◆ **WORK INSTRUCTIONS**: Gather every line below where "this" appears.

◆ **DATA RECORDS**:

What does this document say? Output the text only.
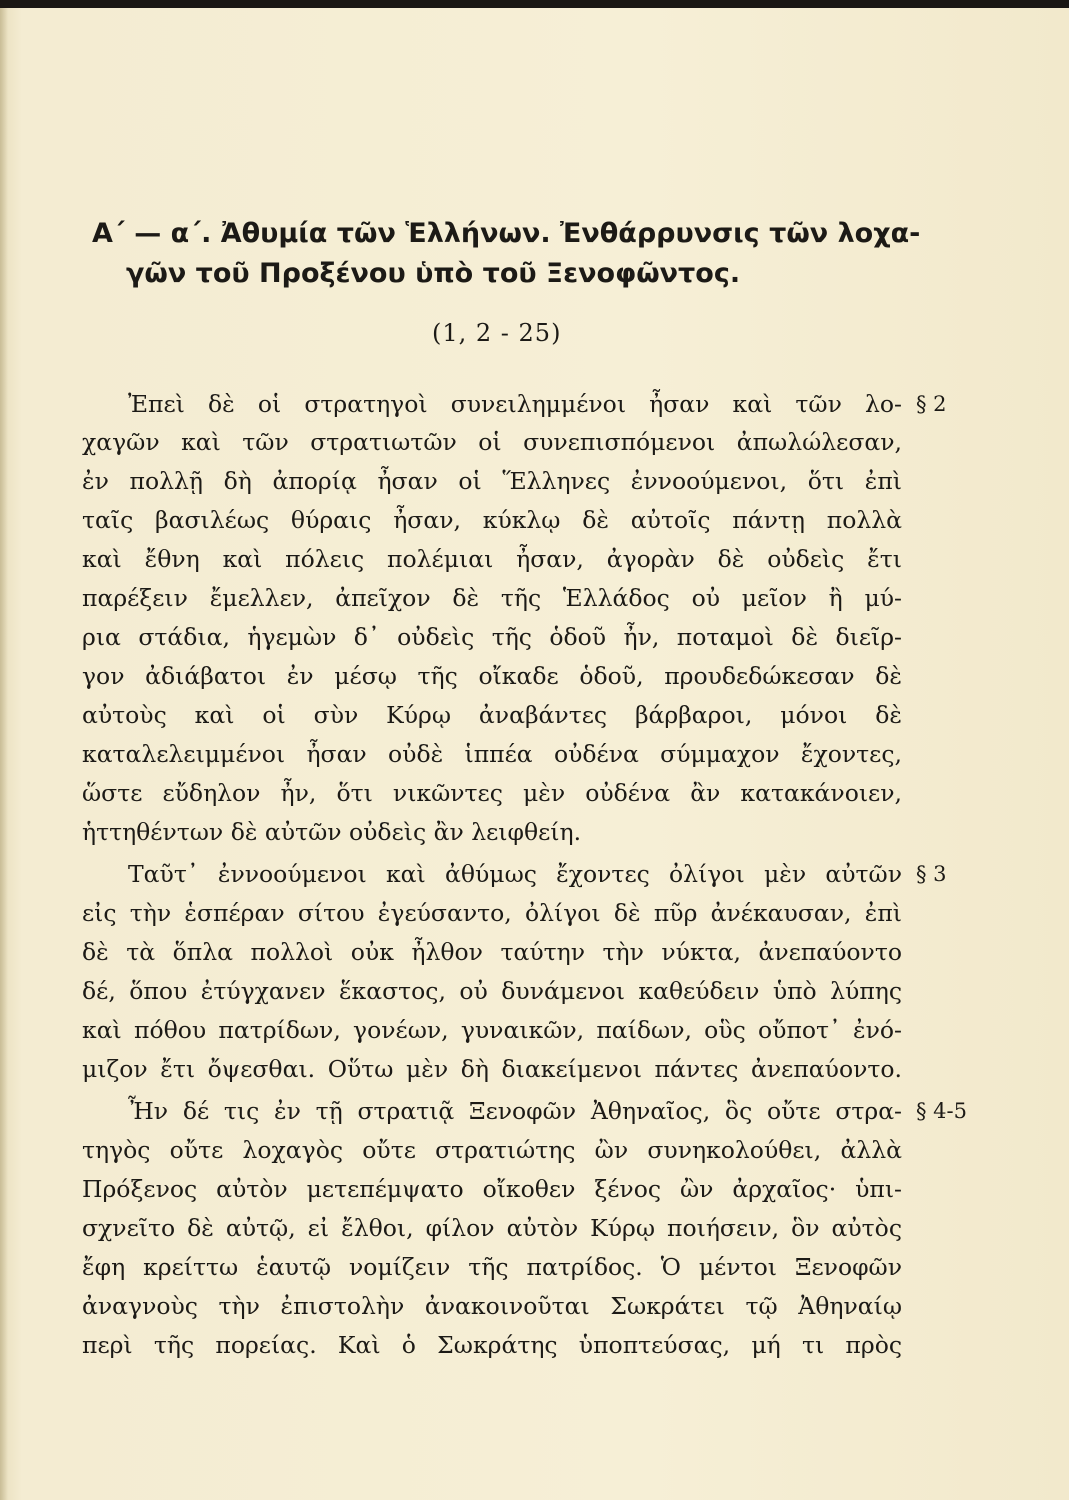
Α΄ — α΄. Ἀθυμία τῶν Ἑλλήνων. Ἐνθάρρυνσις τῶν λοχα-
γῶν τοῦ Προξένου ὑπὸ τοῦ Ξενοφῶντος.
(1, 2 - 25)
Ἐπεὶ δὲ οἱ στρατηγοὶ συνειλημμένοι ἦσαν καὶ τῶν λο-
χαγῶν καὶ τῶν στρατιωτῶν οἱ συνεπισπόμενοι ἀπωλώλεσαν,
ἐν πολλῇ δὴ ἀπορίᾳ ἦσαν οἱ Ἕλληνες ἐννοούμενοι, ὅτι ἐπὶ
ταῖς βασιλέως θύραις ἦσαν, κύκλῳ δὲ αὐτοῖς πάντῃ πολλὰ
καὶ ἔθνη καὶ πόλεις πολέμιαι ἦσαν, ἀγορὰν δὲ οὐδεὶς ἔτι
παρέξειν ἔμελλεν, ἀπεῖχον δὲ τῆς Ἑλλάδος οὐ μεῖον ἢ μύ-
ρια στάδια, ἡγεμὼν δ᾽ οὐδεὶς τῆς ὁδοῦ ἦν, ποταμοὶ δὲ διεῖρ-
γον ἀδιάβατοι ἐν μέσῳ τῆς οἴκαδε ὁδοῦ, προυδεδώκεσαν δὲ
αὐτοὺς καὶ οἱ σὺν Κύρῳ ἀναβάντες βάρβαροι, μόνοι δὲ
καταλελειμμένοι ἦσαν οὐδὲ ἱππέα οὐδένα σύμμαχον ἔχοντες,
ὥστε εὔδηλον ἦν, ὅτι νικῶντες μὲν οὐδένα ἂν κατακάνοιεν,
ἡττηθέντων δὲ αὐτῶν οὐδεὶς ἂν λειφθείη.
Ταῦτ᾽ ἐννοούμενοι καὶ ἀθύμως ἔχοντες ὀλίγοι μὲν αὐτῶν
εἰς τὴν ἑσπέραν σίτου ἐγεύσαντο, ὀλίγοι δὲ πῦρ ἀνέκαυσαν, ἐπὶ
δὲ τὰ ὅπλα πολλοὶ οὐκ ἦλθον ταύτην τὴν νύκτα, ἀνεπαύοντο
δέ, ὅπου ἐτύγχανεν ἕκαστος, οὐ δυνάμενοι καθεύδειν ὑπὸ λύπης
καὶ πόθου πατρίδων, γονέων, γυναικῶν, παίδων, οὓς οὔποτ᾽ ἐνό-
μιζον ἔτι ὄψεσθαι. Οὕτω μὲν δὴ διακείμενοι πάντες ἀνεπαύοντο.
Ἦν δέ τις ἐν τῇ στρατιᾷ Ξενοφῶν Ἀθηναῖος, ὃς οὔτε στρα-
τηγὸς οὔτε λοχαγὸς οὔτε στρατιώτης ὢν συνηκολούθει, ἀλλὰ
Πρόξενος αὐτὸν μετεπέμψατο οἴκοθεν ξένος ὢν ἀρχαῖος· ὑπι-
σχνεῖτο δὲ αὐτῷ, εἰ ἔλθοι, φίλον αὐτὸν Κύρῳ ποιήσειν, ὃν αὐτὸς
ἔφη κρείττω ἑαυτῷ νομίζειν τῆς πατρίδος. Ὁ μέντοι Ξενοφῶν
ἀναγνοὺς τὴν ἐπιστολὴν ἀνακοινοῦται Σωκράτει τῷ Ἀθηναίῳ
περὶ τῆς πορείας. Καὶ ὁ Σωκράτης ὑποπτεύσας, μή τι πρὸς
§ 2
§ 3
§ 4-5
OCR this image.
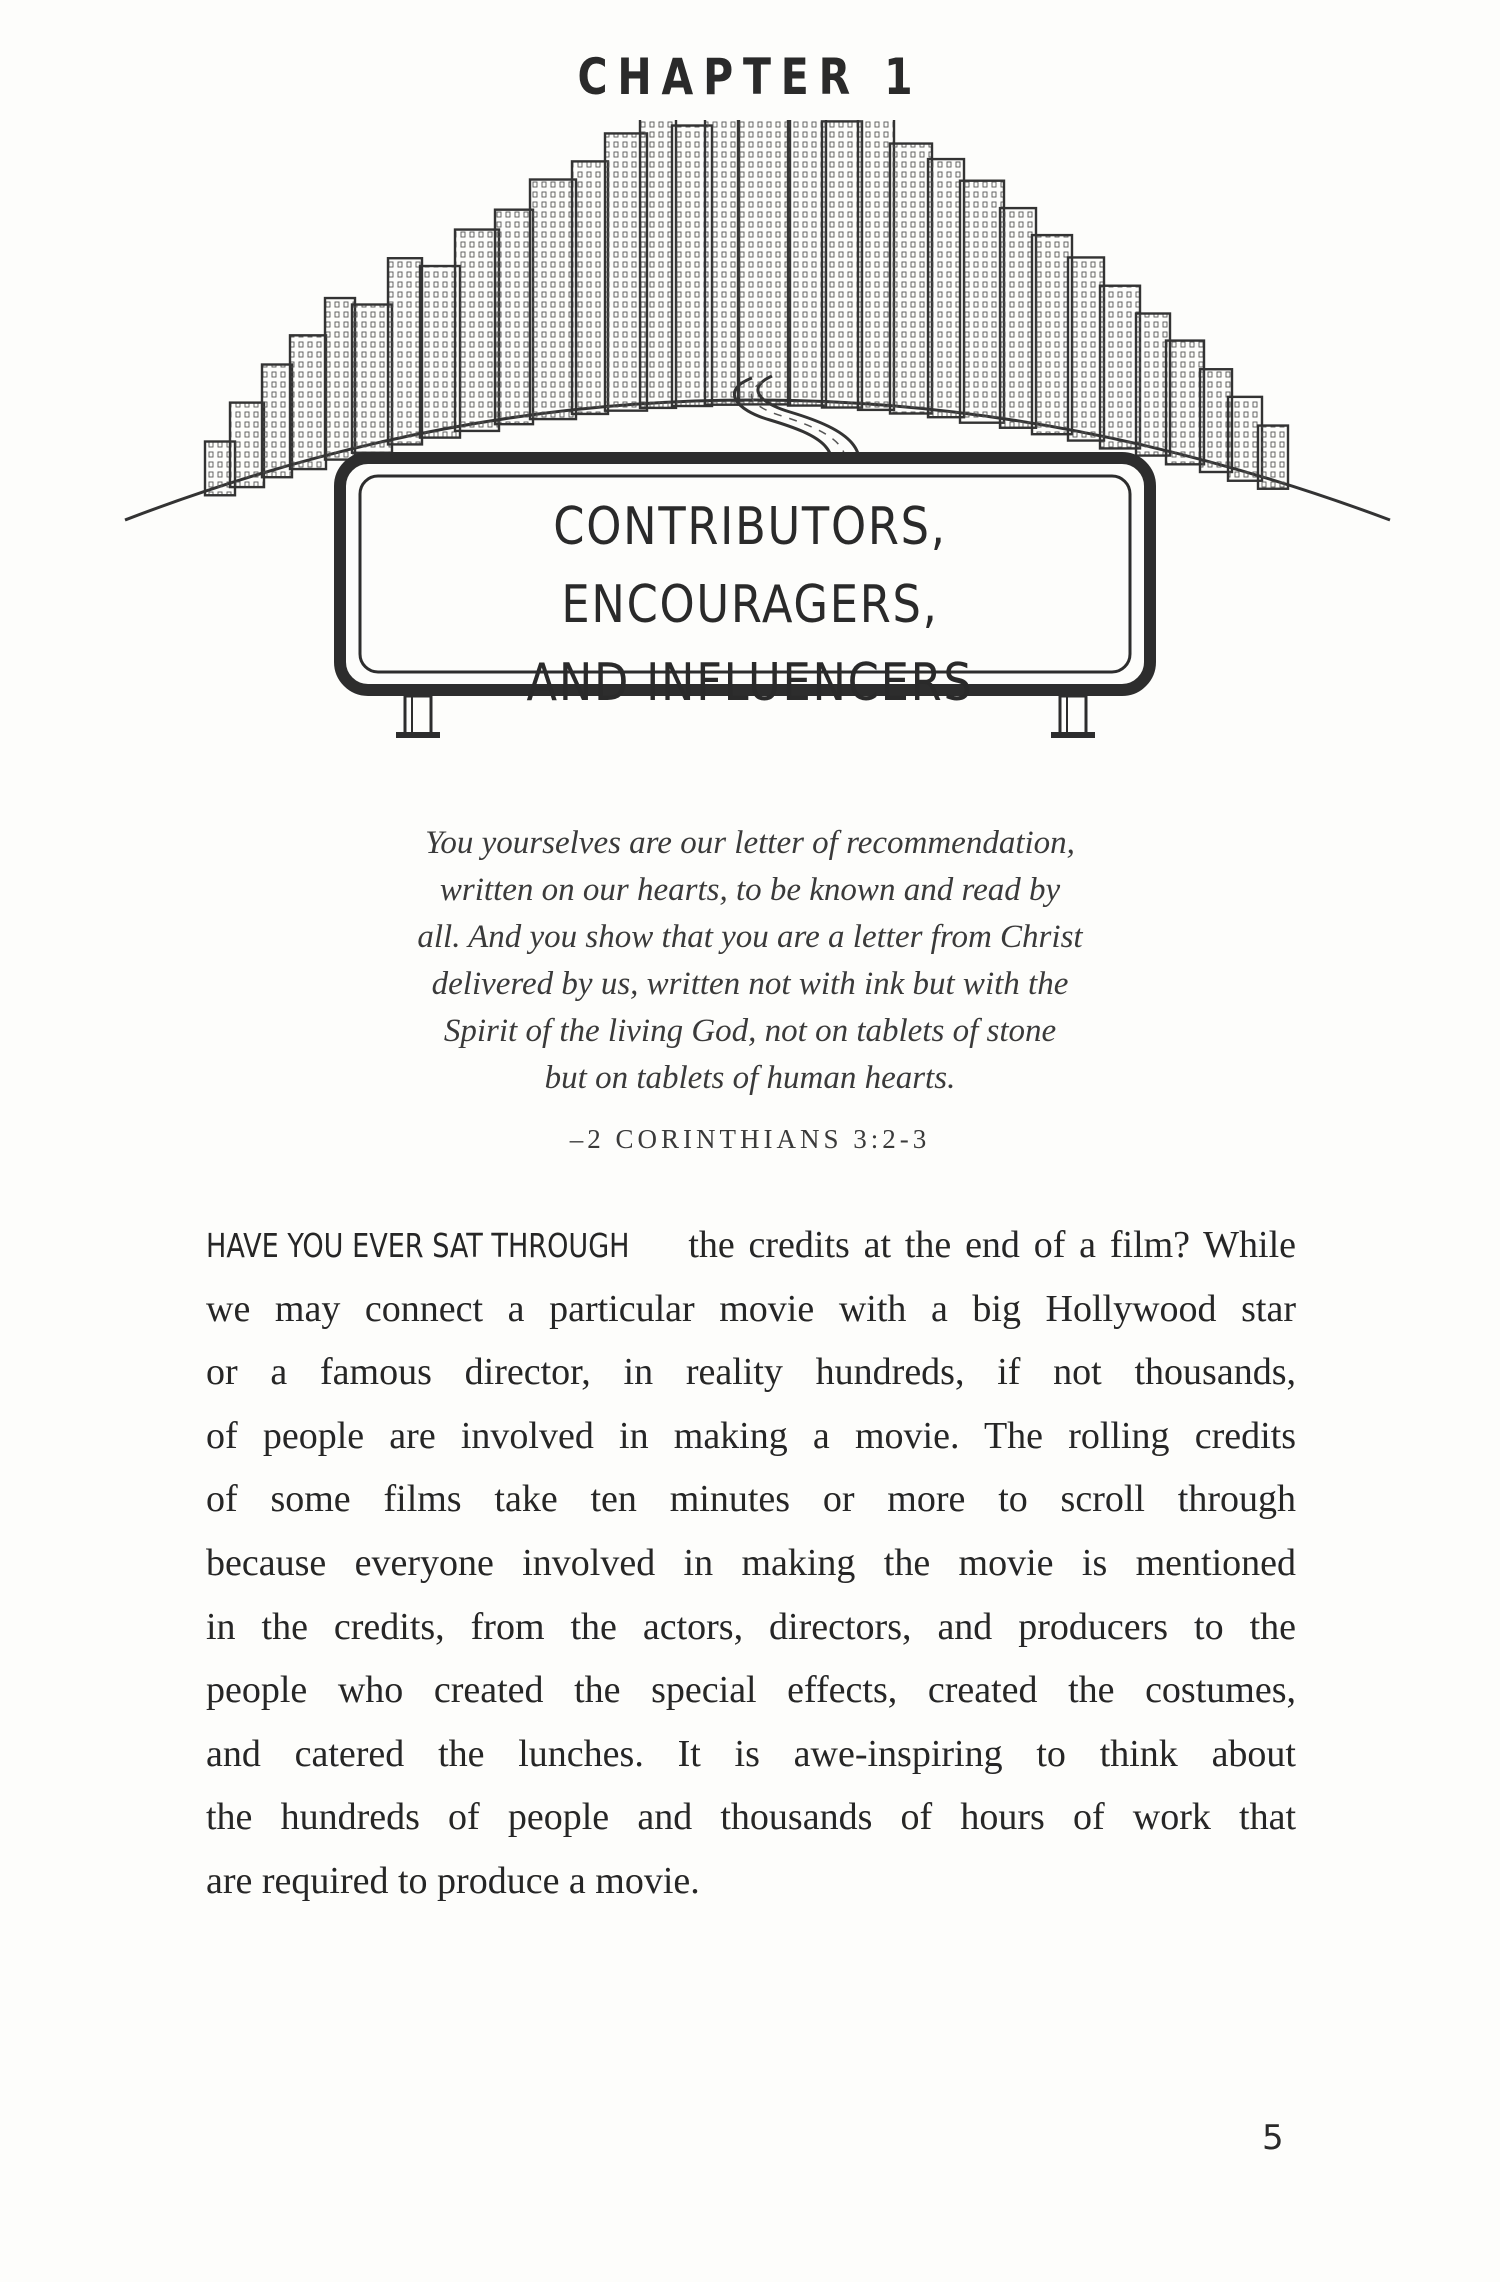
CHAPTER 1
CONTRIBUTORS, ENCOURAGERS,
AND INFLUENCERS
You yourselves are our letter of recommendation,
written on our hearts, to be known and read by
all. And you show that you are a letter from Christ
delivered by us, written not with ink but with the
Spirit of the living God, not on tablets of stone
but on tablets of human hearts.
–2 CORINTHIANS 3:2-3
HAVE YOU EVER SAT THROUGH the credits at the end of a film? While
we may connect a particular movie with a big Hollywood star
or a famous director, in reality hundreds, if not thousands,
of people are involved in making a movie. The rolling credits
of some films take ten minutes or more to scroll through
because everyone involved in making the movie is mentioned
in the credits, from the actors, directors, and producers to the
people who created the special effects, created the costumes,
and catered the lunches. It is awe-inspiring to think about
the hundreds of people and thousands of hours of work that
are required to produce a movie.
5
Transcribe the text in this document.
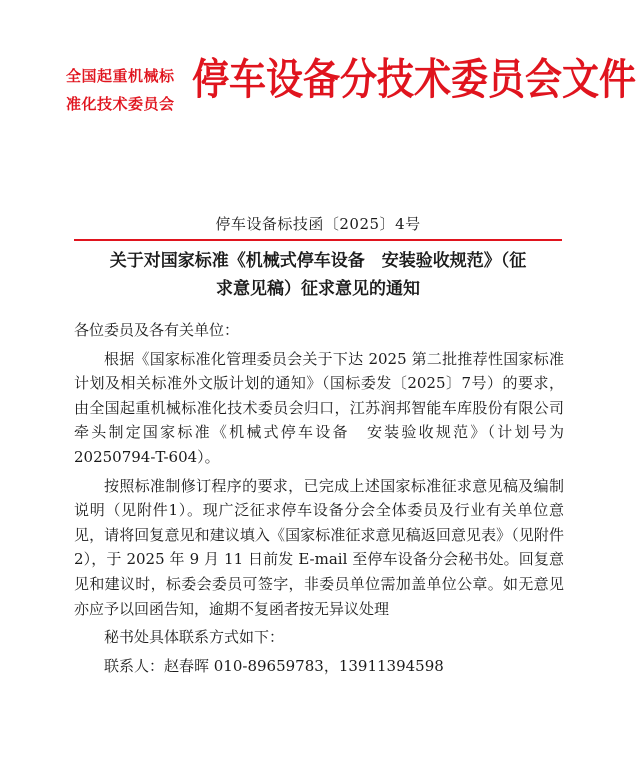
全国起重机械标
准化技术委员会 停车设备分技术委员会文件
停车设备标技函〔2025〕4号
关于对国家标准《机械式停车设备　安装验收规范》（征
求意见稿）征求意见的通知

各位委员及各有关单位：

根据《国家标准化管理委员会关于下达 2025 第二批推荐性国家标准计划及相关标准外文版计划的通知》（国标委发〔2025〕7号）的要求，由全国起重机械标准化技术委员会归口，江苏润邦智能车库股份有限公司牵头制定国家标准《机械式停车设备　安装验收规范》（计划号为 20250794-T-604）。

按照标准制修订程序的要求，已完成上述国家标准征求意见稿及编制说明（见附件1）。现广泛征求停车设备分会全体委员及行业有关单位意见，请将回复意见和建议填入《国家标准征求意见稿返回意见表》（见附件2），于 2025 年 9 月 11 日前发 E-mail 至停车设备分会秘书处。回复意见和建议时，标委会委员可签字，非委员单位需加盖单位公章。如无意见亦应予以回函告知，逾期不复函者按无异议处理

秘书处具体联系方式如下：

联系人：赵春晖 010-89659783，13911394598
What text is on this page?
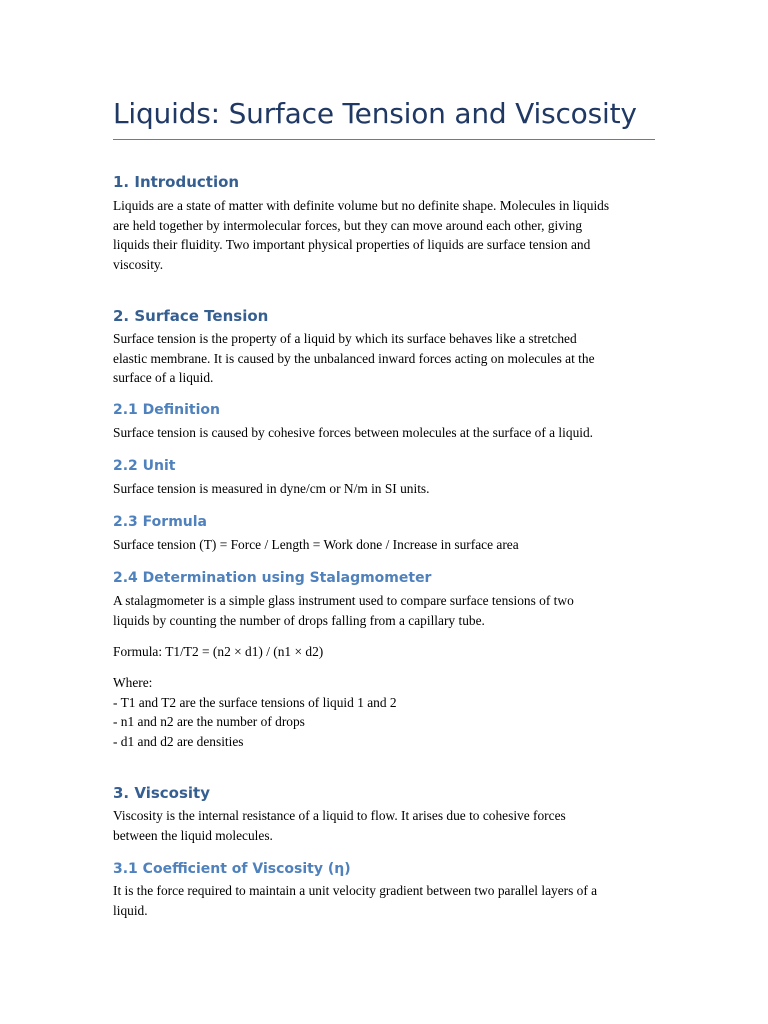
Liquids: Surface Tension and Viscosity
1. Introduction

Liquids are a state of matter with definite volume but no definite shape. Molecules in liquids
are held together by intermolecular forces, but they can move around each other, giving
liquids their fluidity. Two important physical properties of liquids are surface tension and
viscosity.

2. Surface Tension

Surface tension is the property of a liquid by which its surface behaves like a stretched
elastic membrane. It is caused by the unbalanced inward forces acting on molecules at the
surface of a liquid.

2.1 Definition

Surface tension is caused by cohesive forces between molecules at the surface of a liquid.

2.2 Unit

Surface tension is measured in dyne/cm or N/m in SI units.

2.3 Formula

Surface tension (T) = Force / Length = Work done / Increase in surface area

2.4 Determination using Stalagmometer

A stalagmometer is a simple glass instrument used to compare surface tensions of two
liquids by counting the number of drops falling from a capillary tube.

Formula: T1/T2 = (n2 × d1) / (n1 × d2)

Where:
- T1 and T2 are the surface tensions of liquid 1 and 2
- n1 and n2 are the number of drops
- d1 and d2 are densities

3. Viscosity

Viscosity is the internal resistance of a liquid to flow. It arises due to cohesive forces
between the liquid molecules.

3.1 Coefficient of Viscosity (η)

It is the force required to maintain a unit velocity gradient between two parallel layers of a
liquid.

◆ **COMPLETE RESPONSE**:
What does this document say? Output the text only.
OCR this image.
Transcribe the text in this document.
What text is on this page?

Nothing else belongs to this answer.